* _Stated exercise_:
Could you print every record below exactly as it appears?

* _Excerpted records_:
──────────────────────────────

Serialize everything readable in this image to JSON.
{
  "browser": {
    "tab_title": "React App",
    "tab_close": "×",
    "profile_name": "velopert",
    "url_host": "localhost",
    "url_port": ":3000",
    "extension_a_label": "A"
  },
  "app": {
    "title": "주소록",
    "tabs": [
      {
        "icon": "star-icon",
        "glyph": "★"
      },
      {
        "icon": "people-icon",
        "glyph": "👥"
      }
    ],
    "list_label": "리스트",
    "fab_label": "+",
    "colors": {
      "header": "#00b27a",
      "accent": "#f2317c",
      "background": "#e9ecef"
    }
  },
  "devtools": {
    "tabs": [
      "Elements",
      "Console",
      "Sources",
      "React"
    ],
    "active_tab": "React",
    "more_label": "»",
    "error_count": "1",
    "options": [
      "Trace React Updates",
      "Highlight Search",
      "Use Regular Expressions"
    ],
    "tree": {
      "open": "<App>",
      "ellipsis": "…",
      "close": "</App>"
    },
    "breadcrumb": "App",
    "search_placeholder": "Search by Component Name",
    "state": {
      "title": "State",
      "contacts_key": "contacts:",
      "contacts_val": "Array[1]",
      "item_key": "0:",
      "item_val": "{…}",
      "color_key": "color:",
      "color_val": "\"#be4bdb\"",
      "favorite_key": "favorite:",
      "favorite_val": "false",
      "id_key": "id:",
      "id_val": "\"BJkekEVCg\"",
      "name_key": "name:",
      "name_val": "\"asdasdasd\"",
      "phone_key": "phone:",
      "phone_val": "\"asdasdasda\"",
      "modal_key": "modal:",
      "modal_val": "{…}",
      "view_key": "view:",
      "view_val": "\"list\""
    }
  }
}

──────────────────────────────

* _The output_:
Serialize everything readable in this image to JSON.
{
  "browser": {
    "tab_title": "React App",
    "tab_close": "×",
    "profile_name": "velopert",
    "url_host": "localhost",
    "url_port": ":3000",
    "extension_a_label": "A"
  },
  "app": {
    "title": "주소록",
    "tabs": [
      {
        "icon": "star-icon",
        "glyph": "★"
      },
      {
        "icon": "people-icon",
        "glyph": "👥"
      }
    ],
    "list_label": "리스트",
    "fab_label": "+",
    "colors": {
      "header": "#00b27a",
      "accent": "#f2317c",
      "background": "#e9ecef"
    }
  },
  "devtools": {
    "tabs": [
      "Elements",
      "Console",
      "Sources",
      "React"
    ],
    "active_tab": "React",
    "more_label": "»",
    "error_count": "1",
    "options": [
      "Trace React Updates",
      "Highlight Search",
      "Use Regular Expressions"
    ],
    "tree": {
      "open": "<App>",
      "ellipsis": "…",
      "close": "</App>"
    },
    "breadcrumb": "App",
    "search_placeholder": "Search by Component Name",
    "state": {
      "title": "State",
      "contacts_key": "contacts:",
      "contacts_val": "Array[1]",
      "item_key": "0:",
      "item_val": "{…}",
      "color_key": "color:",
      "color_val": "\"#be4bdb\"",
      "favorite_key": "favorite:",
      "favorite_val": "false",
      "id_key": "id:",
      "id_val": "\"BJkekEVCg\"",
      "name_key": "name:",
      "name_val": "\"asdasdasd\"",
      "phone_key": "phone:",
      "phone_val": "\"asdasdasda\"",
      "modal_key": "modal:",
      "modal_val": "{…}",
      "view_key": "view:",
      "view_val": "\"list\""
    }
  }
}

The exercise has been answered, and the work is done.